→ **Aim of the task**
Look through the lines below and extract each one that contains "have".

→ **Data shown**
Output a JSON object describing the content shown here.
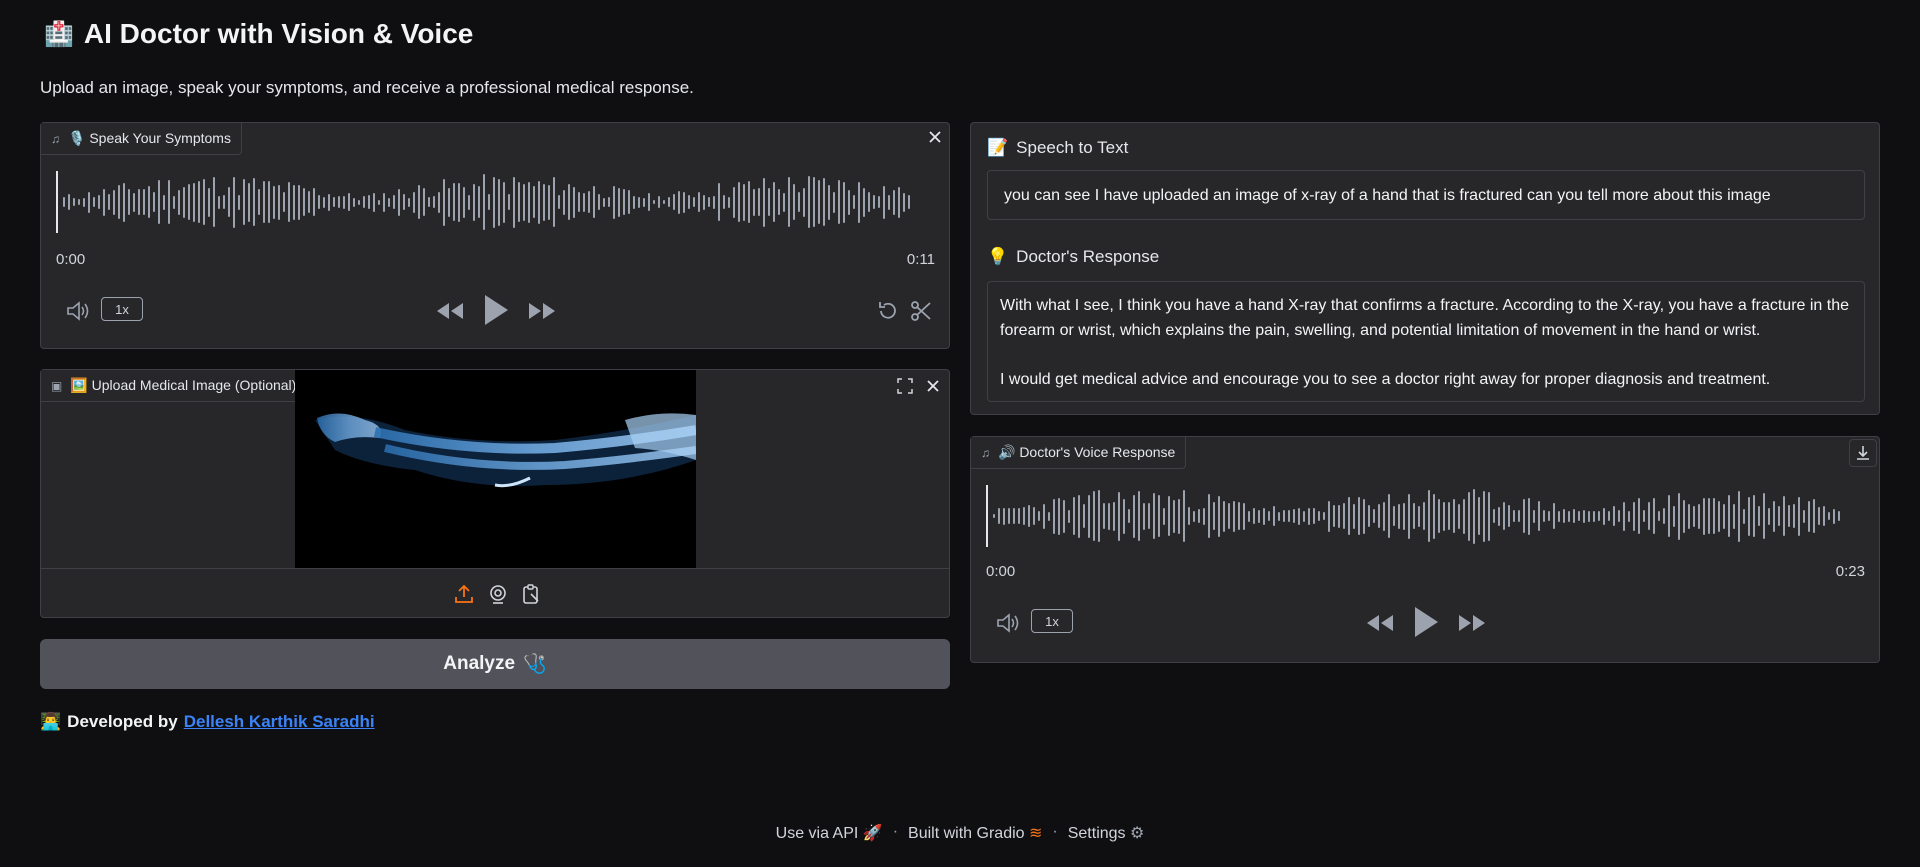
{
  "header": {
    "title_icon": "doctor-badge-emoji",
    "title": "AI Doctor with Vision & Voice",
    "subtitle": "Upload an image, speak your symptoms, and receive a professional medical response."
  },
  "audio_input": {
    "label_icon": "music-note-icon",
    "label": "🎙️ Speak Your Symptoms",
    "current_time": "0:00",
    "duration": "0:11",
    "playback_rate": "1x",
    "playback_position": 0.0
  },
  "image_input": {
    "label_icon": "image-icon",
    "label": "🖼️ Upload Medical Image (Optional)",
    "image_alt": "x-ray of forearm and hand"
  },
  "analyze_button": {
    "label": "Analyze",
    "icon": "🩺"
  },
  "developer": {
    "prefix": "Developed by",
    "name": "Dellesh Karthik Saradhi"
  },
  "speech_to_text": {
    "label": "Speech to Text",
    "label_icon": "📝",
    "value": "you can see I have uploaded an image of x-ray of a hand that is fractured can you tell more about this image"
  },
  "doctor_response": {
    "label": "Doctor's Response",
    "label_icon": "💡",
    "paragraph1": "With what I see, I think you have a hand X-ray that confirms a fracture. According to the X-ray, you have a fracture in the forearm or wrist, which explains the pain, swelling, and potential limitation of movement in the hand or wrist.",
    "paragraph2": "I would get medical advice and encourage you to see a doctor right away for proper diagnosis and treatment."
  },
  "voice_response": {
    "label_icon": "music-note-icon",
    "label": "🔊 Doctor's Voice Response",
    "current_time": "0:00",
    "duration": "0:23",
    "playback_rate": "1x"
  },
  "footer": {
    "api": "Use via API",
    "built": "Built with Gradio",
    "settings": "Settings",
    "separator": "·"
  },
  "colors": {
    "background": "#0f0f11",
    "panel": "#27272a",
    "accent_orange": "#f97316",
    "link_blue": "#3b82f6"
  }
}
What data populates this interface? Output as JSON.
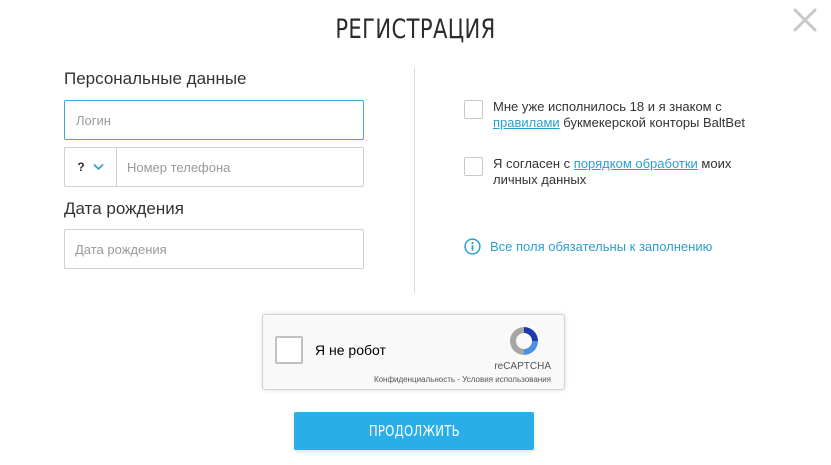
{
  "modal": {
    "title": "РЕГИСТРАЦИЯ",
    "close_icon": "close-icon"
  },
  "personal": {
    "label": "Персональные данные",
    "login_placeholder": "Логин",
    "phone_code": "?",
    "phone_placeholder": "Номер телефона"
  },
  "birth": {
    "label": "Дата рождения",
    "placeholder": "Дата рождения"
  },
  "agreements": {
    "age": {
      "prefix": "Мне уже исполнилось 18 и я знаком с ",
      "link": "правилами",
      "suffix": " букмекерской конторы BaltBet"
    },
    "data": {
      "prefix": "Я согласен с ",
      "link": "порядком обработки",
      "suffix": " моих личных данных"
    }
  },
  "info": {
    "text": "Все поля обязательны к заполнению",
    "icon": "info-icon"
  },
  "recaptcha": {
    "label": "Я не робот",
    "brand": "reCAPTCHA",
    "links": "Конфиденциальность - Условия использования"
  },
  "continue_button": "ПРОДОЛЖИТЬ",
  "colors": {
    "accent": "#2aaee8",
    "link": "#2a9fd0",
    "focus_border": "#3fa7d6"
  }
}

---

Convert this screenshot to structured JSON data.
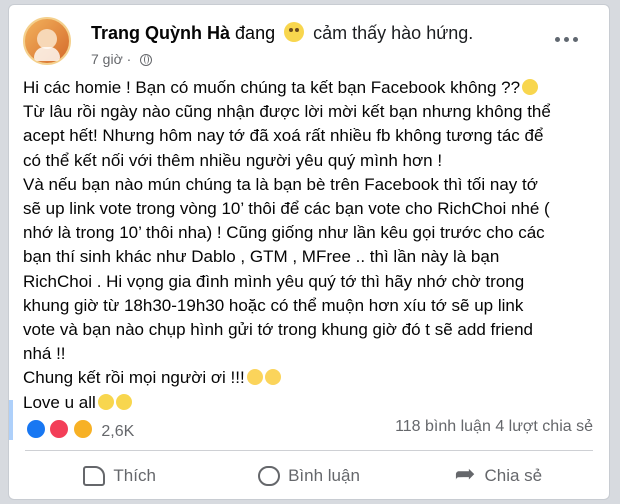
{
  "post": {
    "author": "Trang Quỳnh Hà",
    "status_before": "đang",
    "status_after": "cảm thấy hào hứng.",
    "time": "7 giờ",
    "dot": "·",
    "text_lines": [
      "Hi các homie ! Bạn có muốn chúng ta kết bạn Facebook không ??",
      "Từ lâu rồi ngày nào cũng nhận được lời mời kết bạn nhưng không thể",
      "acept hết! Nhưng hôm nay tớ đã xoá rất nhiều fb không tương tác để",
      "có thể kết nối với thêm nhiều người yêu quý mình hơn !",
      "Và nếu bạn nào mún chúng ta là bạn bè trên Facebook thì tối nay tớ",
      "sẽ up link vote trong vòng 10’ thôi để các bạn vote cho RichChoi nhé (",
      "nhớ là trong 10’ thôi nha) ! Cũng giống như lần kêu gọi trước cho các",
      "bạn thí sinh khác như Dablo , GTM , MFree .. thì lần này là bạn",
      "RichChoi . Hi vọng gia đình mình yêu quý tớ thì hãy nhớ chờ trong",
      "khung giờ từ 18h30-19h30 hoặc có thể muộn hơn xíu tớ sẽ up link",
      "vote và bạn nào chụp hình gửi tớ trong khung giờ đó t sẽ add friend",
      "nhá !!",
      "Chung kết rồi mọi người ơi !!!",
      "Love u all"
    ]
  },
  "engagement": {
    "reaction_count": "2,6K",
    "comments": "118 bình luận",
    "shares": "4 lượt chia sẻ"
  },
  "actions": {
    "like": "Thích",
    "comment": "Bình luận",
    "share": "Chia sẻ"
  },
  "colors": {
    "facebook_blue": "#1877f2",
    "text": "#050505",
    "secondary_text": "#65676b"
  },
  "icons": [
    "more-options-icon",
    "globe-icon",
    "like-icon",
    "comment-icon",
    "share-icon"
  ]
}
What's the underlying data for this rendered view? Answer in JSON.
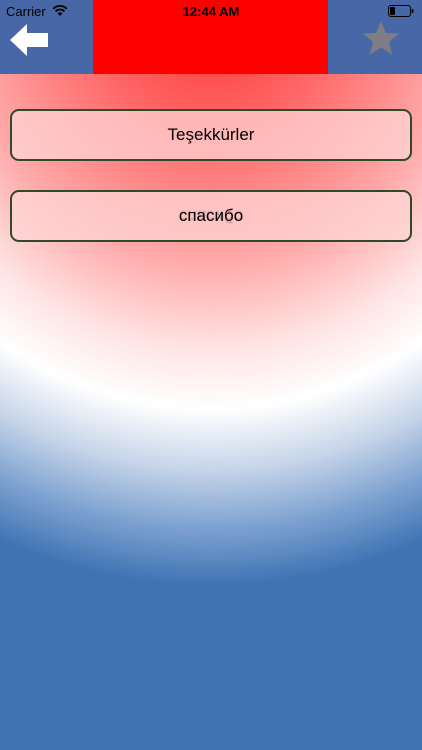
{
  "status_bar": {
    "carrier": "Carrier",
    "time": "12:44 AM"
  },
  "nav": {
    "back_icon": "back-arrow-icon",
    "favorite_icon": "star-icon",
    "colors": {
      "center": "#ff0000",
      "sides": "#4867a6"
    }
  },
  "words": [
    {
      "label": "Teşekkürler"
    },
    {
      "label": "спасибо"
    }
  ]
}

→ **Task response**
    "value": "you can see I have uploaded an image of x-ray of a hand that is fractured can you tell more about this image"
    "paragraph1": "With what I see, I think you have a hand X-ray that confirms a fracture. According to the X-ray, you have a fracture in the forearm or wrist, which explains the pain, swelling, and potential limitation of movement in the hand or wrist.",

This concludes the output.